— start EXERCISE MATERIALS —
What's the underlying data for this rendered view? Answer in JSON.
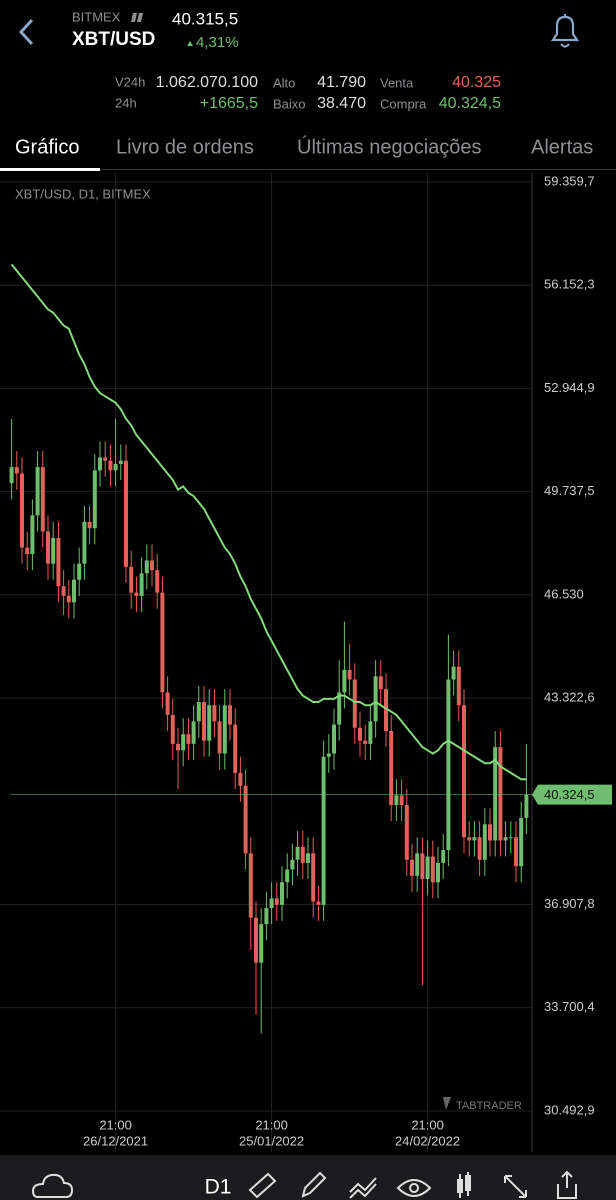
{
  "header": {
    "exchange": "BITMEX",
    "pair": "XBT/USD",
    "price": "40.315,5",
    "change": "4,31%"
  },
  "stats": {
    "v24h_label": "V24h",
    "v24h": "1.062.070.100",
    "change24h_label": "24h",
    "change24h": "+1665,5",
    "high_label": "Alto",
    "high": "41.790",
    "low_label": "Baixo",
    "low": "38.470",
    "sell_label": "Venta",
    "sell": "40.325",
    "buy_label": "Compra",
    "buy": "40.324,5"
  },
  "tabs": [
    "Gráfico",
    "Livro de ordens",
    "Últimas negociações",
    "Alertas"
  ],
  "toolbar": {
    "timeframe": "D1"
  },
  "watermark": "TABTRADER",
  "chart_data": {
    "type": "candlestick",
    "title": "XBT/USD, D1, BITMEX",
    "x": [
      "06/12/2021",
      "07/12/2021",
      "08/12/2021",
      "09/12/2021",
      "10/12/2021",
      "11/12/2021",
      "12/12/2021",
      "13/12/2021",
      "14/12/2021",
      "15/12/2021",
      "16/12/2021",
      "17/12/2021",
      "18/12/2021",
      "19/12/2021",
      "20/12/2021",
      "21/12/2021",
      "22/12/2021",
      "23/12/2021",
      "24/12/2021",
      "25/12/2021",
      "26/12/2021",
      "27/12/2021",
      "28/12/2021",
      "29/12/2021",
      "30/12/2021",
      "31/12/2021",
      "01/01/2022",
      "02/01/2022",
      "03/01/2022",
      "04/01/2022",
      "05/01/2022",
      "06/01/2022",
      "07/01/2022",
      "08/01/2022",
      "09/01/2022",
      "10/01/2022",
      "11/01/2022",
      "12/01/2022",
      "13/01/2022",
      "14/01/2022",
      "15/01/2022",
      "16/01/2022",
      "17/01/2022",
      "18/01/2022",
      "19/01/2022",
      "20/01/2022",
      "21/01/2022",
      "22/01/2022",
      "23/01/2022",
      "24/01/2022",
      "25/01/2022",
      "26/01/2022",
      "27/01/2022",
      "28/01/2022",
      "29/01/2022",
      "30/01/2022",
      "31/01/2022",
      "01/02/2022",
      "02/02/2022",
      "03/02/2022",
      "04/02/2022",
      "05/02/2022",
      "06/02/2022",
      "07/02/2022",
      "08/02/2022",
      "09/02/2022",
      "10/02/2022",
      "11/02/2022",
      "12/02/2022",
      "13/02/2022",
      "14/02/2022",
      "15/02/2022",
      "16/02/2022",
      "17/02/2022",
      "18/02/2022",
      "19/02/2022",
      "20/02/2022",
      "21/02/2022",
      "22/02/2022",
      "23/02/2022",
      "24/02/2022",
      "25/02/2022",
      "26/02/2022",
      "27/02/2022",
      "28/02/2022",
      "01/03/2022",
      "02/03/2022",
      "03/03/2022",
      "04/03/2022",
      "05/03/2022",
      "06/03/2022",
      "07/03/2022",
      "08/03/2022",
      "09/03/2022",
      "10/03/2022",
      "11/03/2022",
      "12/03/2022",
      "13/03/2022",
      "14/03/2022",
      "15/03/2022"
    ],
    "open": [
      50000,
      50500,
      50300,
      48000,
      47800,
      49000,
      50500,
      48500,
      47500,
      48300,
      46800,
      46500,
      46300,
      47000,
      47500,
      48800,
      48600,
      50400,
      50800,
      50700,
      50400,
      50600,
      50700,
      47400,
      46600,
      46500,
      47200,
      47600,
      47300,
      46600,
      43500,
      42800,
      41900,
      41700,
      42200,
      41900,
      42600,
      43200,
      42000,
      43100,
      42600,
      41600,
      43100,
      42500,
      41000,
      40600,
      38500,
      36500,
      35100,
      36300,
      36800,
      37100,
      36900,
      37600,
      38000,
      38300,
      38700,
      38200,
      38500,
      37000,
      36900,
      41500,
      41600,
      42500,
      43500,
      44200,
      43900,
      42400,
      42000,
      41900,
      42600,
      44000,
      43600,
      42300,
      40000,
      40300,
      40000,
      38300,
      37800,
      38500,
      37700,
      38400,
      37600,
      38200,
      38600,
      43900,
      44300,
      43100,
      39000,
      38900,
      39000,
      38300,
      39400,
      38900,
      41800,
      38900,
      39000,
      39000,
      38100,
      39600
    ],
    "high": [
      52000,
      51000,
      50800,
      48500,
      49500,
      51000,
      51000,
      49000,
      48800,
      48800,
      47300,
      47000,
      47500,
      48000,
      49300,
      49300,
      50900,
      51300,
      51300,
      51200,
      52000,
      51200,
      51200,
      47900,
      47100,
      47700,
      48100,
      48100,
      47800,
      47100,
      44000,
      43300,
      42400,
      42700,
      42700,
      43100,
      43700,
      43700,
      43600,
      43600,
      43100,
      43600,
      43600,
      43000,
      41500,
      41100,
      39000,
      37000,
      36800,
      37300,
      37600,
      37600,
      38100,
      38500,
      38800,
      39200,
      39200,
      39000,
      39000,
      37500,
      42000,
      42200,
      43000,
      44500,
      45700,
      45000,
      44400,
      42900,
      42500,
      43100,
      44500,
      44500,
      44100,
      42800,
      40800,
      40800,
      40500,
      38800,
      39000,
      39000,
      38900,
      38900,
      38700,
      39100,
      45300,
      44800,
      44800,
      43600,
      39500,
      39500,
      39500,
      39900,
      39900,
      42300,
      42300,
      39500,
      39500,
      39500,
      40100,
      41900
    ],
    "low": [
      49500,
      49800,
      47500,
      47300,
      47300,
      48500,
      48000,
      47000,
      47000,
      46300,
      45900,
      45800,
      45800,
      46500,
      47000,
      48100,
      48100,
      49900,
      50200,
      49900,
      49900,
      50100,
      46900,
      46100,
      46000,
      46000,
      46700,
      46800,
      46100,
      43000,
      42300,
      41400,
      40500,
      41200,
      41400,
      41400,
      42100,
      41500,
      41500,
      42100,
      41100,
      41100,
      42000,
      40500,
      40100,
      38000,
      35500,
      33500,
      32900,
      35800,
      36300,
      36400,
      36400,
      37100,
      37500,
      37800,
      37700,
      37700,
      36500,
      36400,
      36400,
      41000,
      41100,
      42000,
      43000,
      43400,
      41900,
      41500,
      41400,
      41400,
      42100,
      43100,
      41800,
      39500,
      39500,
      39500,
      37800,
      37300,
      37300,
      34400,
      37200,
      37100,
      37100,
      37700,
      38100,
      43400,
      42600,
      38500,
      38400,
      38400,
      37800,
      37800,
      38400,
      38400,
      38400,
      38400,
      38500,
      37600,
      37600,
      39100
    ],
    "close": [
      50500,
      50300,
      48000,
      47800,
      49000,
      50500,
      48500,
      47500,
      48300,
      46800,
      46500,
      46300,
      47000,
      47500,
      48800,
      48600,
      50400,
      50800,
      50700,
      50400,
      50600,
      50700,
      47400,
      46600,
      46500,
      47200,
      47600,
      47300,
      46600,
      43500,
      42800,
      41900,
      41700,
      42200,
      41900,
      42600,
      43200,
      42000,
      43100,
      42600,
      41600,
      43100,
      42500,
      41000,
      40600,
      38500,
      36500,
      35100,
      36300,
      36800,
      37100,
      36900,
      37600,
      38000,
      38300,
      38700,
      38200,
      38500,
      37000,
      36900,
      41500,
      41600,
      42500,
      43500,
      44200,
      43900,
      42400,
      42000,
      41900,
      42600,
      44000,
      43600,
      42300,
      40000,
      40300,
      40000,
      38300,
      37800,
      38500,
      37700,
      38400,
      37600,
      38200,
      38600,
      43900,
      44300,
      43100,
      39000,
      38900,
      39000,
      38300,
      39400,
      38900,
      41800,
      38900,
      39000,
      39000,
      38100,
      39600,
      40324.5
    ],
    "moving_average": {
      "color": "#86d97f",
      "values": [
        56800,
        56600,
        56400,
        56200,
        56000,
        55800,
        55600,
        55400,
        55300,
        55100,
        54900,
        54800,
        54400,
        54000,
        53700,
        53300,
        53000,
        52800,
        52700,
        52600,
        52500,
        52300,
        52000,
        51800,
        51500,
        51300,
        51100,
        50900,
        50700,
        50500,
        50300,
        50100,
        49800,
        49900,
        49700,
        49600,
        49400,
        49200,
        48900,
        48600,
        48300,
        48000,
        47800,
        47500,
        47100,
        46800,
        46400,
        46100,
        45800,
        45400,
        45100,
        44800,
        44500,
        44200,
        43900,
        43600,
        43400,
        43300,
        43200,
        43200,
        43300,
        43300,
        43300,
        43400,
        43400,
        43300,
        43200,
        43200,
        43100,
        43100,
        43200,
        43100,
        43000,
        42900,
        42800,
        42600,
        42400,
        42200,
        42000,
        41800,
        41700,
        41600,
        41700,
        41900,
        42000,
        41900,
        41800,
        41700,
        41600,
        41500,
        41400,
        41300,
        41300,
        41400,
        41200,
        41100,
        41000,
        40900,
        40800,
        40800
      ]
    },
    "up_color": "#6fbd6f",
    "down_color": "#e0625c",
    "last_price": {
      "value": 40324.5,
      "label": "40.324,5"
    },
    "ylim": [
      29219,
      59670
    ],
    "yticks": [
      {
        "value": 59359.7,
        "label": "59.359,7"
      },
      {
        "value": 56152.3,
        "label": "56.152,3"
      },
      {
        "value": 52944.9,
        "label": "52.944,9"
      },
      {
        "value": 49737.5,
        "label": "49.737,5"
      },
      {
        "value": 46530,
        "label": "46.530"
      },
      {
        "value": 43322.6,
        "label": "43.322,6"
      },
      {
        "value": 36907.8,
        "label": "36.907,8"
      },
      {
        "value": 33700.4,
        "label": "33.700,4"
      },
      {
        "value": 30492.9,
        "label": "30.492,9"
      }
    ],
    "xticks": [
      {
        "value": "26/12/2021",
        "label": "26/12/2021",
        "time": "21:00"
      },
      {
        "value": "25/01/2022",
        "label": "25/01/2022",
        "time": "21:00"
      },
      {
        "value": "24/02/2022",
        "label": "24/02/2022",
        "time": "21:00"
      }
    ],
    "grid": true
  }
}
— end EXERCISE MATERIALS —
TO DO - The required answer is a single number: the count of lines in the entries that hold the string "BITMEX".

RESPONSE TO THIS TASK - 2